### EXERCISE DETAILS
Print all of the data exactly.
## begin AVAILABLE RECORDS
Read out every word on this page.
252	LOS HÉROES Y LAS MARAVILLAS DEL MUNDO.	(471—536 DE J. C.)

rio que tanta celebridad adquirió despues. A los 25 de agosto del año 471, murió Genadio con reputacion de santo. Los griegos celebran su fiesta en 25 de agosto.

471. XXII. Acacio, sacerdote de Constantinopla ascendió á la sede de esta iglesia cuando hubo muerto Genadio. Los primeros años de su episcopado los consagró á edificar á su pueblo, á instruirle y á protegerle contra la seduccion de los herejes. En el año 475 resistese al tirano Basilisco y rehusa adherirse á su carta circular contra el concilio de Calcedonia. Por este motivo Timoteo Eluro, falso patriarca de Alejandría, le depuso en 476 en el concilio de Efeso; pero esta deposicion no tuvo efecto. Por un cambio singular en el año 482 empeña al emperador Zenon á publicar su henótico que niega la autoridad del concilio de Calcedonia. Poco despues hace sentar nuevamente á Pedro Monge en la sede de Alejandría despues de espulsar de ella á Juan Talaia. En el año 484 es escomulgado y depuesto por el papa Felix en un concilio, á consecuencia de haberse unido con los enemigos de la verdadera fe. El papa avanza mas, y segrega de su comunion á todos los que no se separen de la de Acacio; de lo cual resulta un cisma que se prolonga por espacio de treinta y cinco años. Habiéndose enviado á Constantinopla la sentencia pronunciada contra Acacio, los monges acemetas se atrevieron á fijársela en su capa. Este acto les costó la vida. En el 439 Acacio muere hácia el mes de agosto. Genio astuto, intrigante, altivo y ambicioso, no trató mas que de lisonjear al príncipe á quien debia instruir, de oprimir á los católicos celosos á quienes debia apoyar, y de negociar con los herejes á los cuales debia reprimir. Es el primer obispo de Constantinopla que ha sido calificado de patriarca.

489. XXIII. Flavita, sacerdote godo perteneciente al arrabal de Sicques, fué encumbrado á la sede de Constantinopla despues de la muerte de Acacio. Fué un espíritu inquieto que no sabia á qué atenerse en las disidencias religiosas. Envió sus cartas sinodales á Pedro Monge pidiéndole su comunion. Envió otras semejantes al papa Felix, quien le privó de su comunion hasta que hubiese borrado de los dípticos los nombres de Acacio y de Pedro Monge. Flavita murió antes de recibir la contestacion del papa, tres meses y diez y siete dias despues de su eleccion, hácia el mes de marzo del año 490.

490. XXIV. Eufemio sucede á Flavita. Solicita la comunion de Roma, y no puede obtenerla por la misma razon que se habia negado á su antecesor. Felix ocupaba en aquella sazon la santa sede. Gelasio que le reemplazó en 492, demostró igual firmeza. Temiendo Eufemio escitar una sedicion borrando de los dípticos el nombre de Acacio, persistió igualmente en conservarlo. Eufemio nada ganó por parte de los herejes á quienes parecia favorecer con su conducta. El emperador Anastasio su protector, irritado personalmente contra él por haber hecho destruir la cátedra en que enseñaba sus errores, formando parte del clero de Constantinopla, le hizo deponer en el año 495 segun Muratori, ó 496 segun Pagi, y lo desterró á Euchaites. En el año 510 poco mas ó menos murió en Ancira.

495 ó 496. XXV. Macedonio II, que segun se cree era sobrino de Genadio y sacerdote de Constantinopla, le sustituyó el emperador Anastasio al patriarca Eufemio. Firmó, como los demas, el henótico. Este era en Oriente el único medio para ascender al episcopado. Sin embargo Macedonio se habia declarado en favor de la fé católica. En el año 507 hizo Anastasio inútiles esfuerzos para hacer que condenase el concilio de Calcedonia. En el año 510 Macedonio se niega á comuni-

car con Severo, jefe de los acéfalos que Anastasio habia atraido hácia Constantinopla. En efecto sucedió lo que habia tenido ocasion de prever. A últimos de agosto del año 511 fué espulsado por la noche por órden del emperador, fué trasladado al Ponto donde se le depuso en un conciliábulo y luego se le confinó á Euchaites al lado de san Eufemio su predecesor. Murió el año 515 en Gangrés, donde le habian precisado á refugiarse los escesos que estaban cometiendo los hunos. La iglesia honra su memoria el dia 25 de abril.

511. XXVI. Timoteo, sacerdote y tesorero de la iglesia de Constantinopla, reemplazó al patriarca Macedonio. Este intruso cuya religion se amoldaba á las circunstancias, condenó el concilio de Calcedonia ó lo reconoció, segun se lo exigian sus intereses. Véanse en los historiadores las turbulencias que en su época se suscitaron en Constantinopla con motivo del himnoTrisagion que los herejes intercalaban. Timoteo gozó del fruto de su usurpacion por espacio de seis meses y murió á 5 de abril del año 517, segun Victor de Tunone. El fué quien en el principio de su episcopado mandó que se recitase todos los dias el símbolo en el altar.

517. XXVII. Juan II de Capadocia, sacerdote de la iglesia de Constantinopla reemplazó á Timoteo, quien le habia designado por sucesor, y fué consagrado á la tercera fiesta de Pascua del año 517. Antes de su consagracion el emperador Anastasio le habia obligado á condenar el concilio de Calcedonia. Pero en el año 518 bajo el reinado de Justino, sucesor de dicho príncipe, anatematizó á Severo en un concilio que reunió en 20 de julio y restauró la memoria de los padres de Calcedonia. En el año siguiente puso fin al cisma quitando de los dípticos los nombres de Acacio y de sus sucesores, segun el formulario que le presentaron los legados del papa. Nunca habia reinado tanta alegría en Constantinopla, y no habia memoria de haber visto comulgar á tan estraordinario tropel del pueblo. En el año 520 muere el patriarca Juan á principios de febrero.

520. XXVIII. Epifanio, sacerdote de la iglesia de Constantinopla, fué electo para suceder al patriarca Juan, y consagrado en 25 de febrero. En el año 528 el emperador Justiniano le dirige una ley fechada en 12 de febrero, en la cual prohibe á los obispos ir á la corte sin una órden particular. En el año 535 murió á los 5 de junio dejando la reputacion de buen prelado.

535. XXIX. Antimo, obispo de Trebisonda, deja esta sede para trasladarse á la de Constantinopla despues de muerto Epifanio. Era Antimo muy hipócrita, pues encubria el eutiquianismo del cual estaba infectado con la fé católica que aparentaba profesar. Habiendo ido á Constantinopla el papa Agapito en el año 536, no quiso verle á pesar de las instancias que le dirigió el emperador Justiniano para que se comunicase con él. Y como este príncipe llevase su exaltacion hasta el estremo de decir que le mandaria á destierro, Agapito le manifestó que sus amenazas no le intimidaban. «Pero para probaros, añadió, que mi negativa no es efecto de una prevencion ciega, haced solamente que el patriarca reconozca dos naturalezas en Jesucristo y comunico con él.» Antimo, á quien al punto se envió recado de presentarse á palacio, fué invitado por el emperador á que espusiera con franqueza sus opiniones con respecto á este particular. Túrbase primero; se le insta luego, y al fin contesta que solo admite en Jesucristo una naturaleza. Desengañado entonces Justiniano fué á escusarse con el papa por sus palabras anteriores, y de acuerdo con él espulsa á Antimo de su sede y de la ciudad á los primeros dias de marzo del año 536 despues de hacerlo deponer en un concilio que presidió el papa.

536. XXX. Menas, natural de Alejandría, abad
## end AVAILABLE RECORDS
### EXERCISE RESULT
Read out every word on this page.
252	LOS HÉROES Y LAS MARAVILLAS DEL MUNDO.	(471—536 DE J. C.)

rio que tanta celebridad adquirió despues. A los 25 de agosto del año 471, murió Genadio con reputacion de santo. Los griegos celebran su fiesta en 25 de agosto.

471. XXII. Acacio, sacerdote de Constantinopla ascendió á la sede de esta iglesia cuando hubo muerto Genadio. Los primeros años de su episcopado los consagró á edificar á su pueblo, á instruirle y á protegerle contra la seduccion de los herejes. En el año 475 resistese al tirano Basilisco y rehusa adherirse á su carta circular contra el concilio de Calcedonia. Por este motivo Timoteo Eluro, falso patriarca de Alejandría, le depuso en 476 en el concilio de Efeso; pero esta deposicion no tuvo efecto. Por un cambio singular en el año 482 empeña al emperador Zenon á publicar su henótico que niega la autoridad del concilio de Calcedonia. Poco despues hace sentar nuevamente á Pedro Monge en la sede de Alejandría despues de espulsar de ella á Juan Talaia. En el año 484 es escomulgado y depuesto por el papa Felix en un concilio, á consecuencia de haberse unido con los enemigos de la verdadera fe. El papa avanza mas, y segrega de su comunion á todos los que no se separen de la de Acacio; de lo cual resulta un cisma que se prolonga por espacio de treinta y cinco años. Habiéndose enviado á Constantinopla la sentencia pronunciada contra Acacio, los monges acemetas se atrevieron á fijársela en su capa. Este acto les costó la vida. En el 439 Acacio muere hácia el mes de agosto. Genio astuto, intrigante, altivo y ambicioso, no trató mas que de lisonjear al príncipe á quien debia instruir, de oprimir á los católicos celosos á quienes debia apoyar, y de negociar con los herejes á los cuales debia reprimir. Es el primer obispo de Constantinopla que ha sido calificado de patriarca.

489. XXIII. Flavita, sacerdote godo perteneciente al arrabal de Sicques, fué encumbrado á la sede de Constantinopla despues de la muerte de Acacio. Fué un espíritu inquieto que no sabia á qué atenerse en las disidencias religiosas. Envió sus cartas sinodales á Pedro Monge pidiéndole su comunion. Envió otras semejantes al papa Felix, quien le privó de su comunion hasta que hubiese borrado de los dípticos los nombres de Acacio y de Pedro Monge. Flavita murió antes de recibir la contestacion del papa, tres meses y diez y siete dias despues de su eleccion, hácia el mes de marzo del año 490.

490. XXIV. Eufemio sucede á Flavita. Solicita la comunion de Roma, y no puede obtenerla por la misma razon que se habia negado á su antecesor. Felix ocupaba en aquella sazon la santa sede. Gelasio que le reemplazó en 492, demostró igual firmeza. Temiendo Eufemio escitar una sedicion borrando de los dípticos el nombre de Acacio, persistió igualmente en conservarlo. Eufemio nada ganó por parte de los herejes á quienes parecia favorecer con su conducta. El emperador Anastasio su protector, irritado personalmente contra él por haber hecho destruir la cátedra en que enseñaba sus errores, formando parte del clero de Constantinopla, le hizo deponer en el año 495 segun Muratori, ó 496 segun Pagi, y lo desterró á Euchaites. En el año 510 poco mas ó menos murió en Ancira.

495 ó 496. XXV. Macedonio II, que segun se cree era sobrino de Genadio y sacerdote de Constantinopla, le sustituyó el emperador Anastasio al patriarca Eufemio. Firmó, como los demas, el henótico. Este era en Oriente el único medio para ascender al episcopado. Sin embargo Macedonio se habia declarado en favor de la fé católica. En el año 507 hizo Anastasio inútiles esfuerzos para hacer que condenase el concilio de Calcedonia. En el año 510 Macedonio se niega á comuni-

car con Severo, jefe de los acéfalos que Anastasio habia atraido hácia Constantinopla. En efecto sucedió lo que habia tenido ocasion de prever. A últimos de agosto del año 511 fué espulsado por la noche por órden del emperador, fué trasladado al Ponto donde se le depuso en un conciliábulo y luego se le confinó á Euchaites al lado de san Eufemio su predecesor. Murió el año 515 en Gangrés, donde le habian precisado á refugiarse los escesos que estaban cometiendo los hunos. La iglesia honra su memoria el dia 25 de abril.

511. XXVI. Timoteo, sacerdote y tesorero de la iglesia de Constantinopla, reemplazó al patriarca Macedonio. Este intruso cuya religion se amoldaba á las circunstancias, condenó el concilio de Calcedonia ó lo reconoció, segun se lo exigian sus intereses. Véanse en los historiadores las turbulencias que en su época se suscitaron en Constantinopla con motivo del himnoTrisagion que los herejes intercalaban. Timoteo gozó del fruto de su usurpacion por espacio de seis meses y murió á 5 de abril del año 517, segun Victor de Tunone. El fué quien en el principio de su episcopado mandó que se recitase todos los dias el símbolo en el altar.

517. XXVII. Juan II de Capadocia, sacerdote de la iglesia de Constantinopla reemplazó á Timoteo, quien le habia designado por sucesor, y fué consagrado á la tercera fiesta de Pascua del año 517. Antes de su consagracion el emperador Anastasio le habia obligado á condenar el concilio de Calcedonia. Pero en el año 518 bajo el reinado de Justino, sucesor de dicho príncipe, anatematizó á Severo en un concilio que reunió en 20 de julio y restauró la memoria de los padres de Calcedonia. En el año siguiente puso fin al cisma quitando de los dípticos los nombres de Acacio y de sus sucesores, segun el formulario que le presentaron los legados del papa. Nunca habia reinado tanta alegría en Constantinopla, y no habia memoria de haber visto comulgar á tan estraordinario tropel del pueblo. En el año 520 muere el patriarca Juan á principios de febrero.

520. XXVIII. Epifanio, sacerdote de la iglesia de Constantinopla, fué electo para suceder al patriarca Juan, y consagrado en 25 de febrero. En el año 528 el emperador Justiniano le dirige una ley fechada en 12 de febrero, en la cual prohibe á los obispos ir á la corte sin una órden particular. En el año 535 murió á los 5 de junio dejando la reputacion de buen prelado.

535. XXIX. Antimo, obispo de Trebisonda, deja esta sede para trasladarse á la de Constantinopla despues de muerto Epifanio. Era Antimo muy hipócrita, pues encubria el eutiquianismo del cual estaba infectado con la fé católica que aparentaba profesar. Habiendo ido á Constantinopla el papa Agapito en el año 536, no quiso verle á pesar de las instancias que le dirigió el emperador Justiniano para que se comunicase con él. Y como este príncipe llevase su exaltacion hasta el estremo de decir que le mandaria á destierro, Agapito le manifestó que sus amenazas no le intimidaban. «Pero para probaros, añadió, que mi negativa no es efecto de una prevencion ciega, haced solamente que el patriarca reconozca dos naturalezas en Jesucristo y comunico con él.» Antimo, á quien al punto se envió recado de presentarse á palacio, fué invitado por el emperador á que espusiera con franqueza sus opiniones con respecto á este particular. Túrbase primero; se le insta luego, y al fin contesta que solo admite en Jesucristo una naturaleza. Desengañado entonces Justiniano fué á escusarse con el papa por sus palabras anteriores, y de acuerdo con él espulsa á Antimo de su sede y de la ciudad á los primeros dias de marzo del año 536 despues de hacerlo deponer en un concilio que presidió el papa.

536. XXX. Menas, natural de Alejandría, abad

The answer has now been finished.